#### [Figure collection entries]
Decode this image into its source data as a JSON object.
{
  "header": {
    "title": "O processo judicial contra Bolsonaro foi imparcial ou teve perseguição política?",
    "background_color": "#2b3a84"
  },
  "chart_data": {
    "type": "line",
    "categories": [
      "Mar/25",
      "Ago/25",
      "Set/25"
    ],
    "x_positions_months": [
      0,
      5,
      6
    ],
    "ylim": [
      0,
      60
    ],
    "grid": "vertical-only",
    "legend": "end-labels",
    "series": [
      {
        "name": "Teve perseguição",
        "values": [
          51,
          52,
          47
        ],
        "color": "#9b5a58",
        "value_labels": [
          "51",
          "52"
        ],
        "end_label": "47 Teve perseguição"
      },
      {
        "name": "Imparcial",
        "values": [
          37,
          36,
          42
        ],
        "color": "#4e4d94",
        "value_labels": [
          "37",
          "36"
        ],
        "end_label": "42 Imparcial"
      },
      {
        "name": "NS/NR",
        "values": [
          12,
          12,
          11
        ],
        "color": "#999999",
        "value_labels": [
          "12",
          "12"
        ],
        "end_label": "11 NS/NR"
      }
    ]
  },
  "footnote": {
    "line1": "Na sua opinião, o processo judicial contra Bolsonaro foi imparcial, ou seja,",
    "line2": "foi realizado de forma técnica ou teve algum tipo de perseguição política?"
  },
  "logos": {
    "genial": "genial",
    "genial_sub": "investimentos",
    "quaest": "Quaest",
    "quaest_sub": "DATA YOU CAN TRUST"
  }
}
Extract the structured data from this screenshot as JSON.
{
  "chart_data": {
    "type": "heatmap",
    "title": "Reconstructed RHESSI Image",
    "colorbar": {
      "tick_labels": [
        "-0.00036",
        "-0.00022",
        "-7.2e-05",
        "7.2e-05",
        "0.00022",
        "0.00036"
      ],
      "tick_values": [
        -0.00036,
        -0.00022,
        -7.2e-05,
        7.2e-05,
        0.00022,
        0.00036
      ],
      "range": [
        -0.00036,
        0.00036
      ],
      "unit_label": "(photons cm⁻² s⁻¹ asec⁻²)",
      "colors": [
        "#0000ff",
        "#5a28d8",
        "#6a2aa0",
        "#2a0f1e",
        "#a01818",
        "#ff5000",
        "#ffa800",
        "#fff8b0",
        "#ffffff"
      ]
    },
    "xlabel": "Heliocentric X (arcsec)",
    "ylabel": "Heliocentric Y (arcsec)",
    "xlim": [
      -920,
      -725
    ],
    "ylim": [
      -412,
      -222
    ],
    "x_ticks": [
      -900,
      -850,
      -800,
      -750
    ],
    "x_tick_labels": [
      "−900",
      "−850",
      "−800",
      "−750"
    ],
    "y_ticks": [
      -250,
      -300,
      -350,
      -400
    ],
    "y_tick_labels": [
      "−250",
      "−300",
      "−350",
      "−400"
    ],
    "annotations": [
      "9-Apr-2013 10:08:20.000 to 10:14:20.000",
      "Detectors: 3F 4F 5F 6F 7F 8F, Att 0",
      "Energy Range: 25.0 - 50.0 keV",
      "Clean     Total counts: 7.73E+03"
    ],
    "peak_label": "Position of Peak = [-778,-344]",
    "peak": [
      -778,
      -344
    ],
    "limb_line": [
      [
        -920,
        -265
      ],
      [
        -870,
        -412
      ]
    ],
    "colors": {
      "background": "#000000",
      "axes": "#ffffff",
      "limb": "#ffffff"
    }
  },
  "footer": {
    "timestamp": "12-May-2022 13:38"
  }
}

#### [Aim of the exercise]
How many lines in the records above contain the word "judicial"? Reply with the number alone.

#### [The solution]
2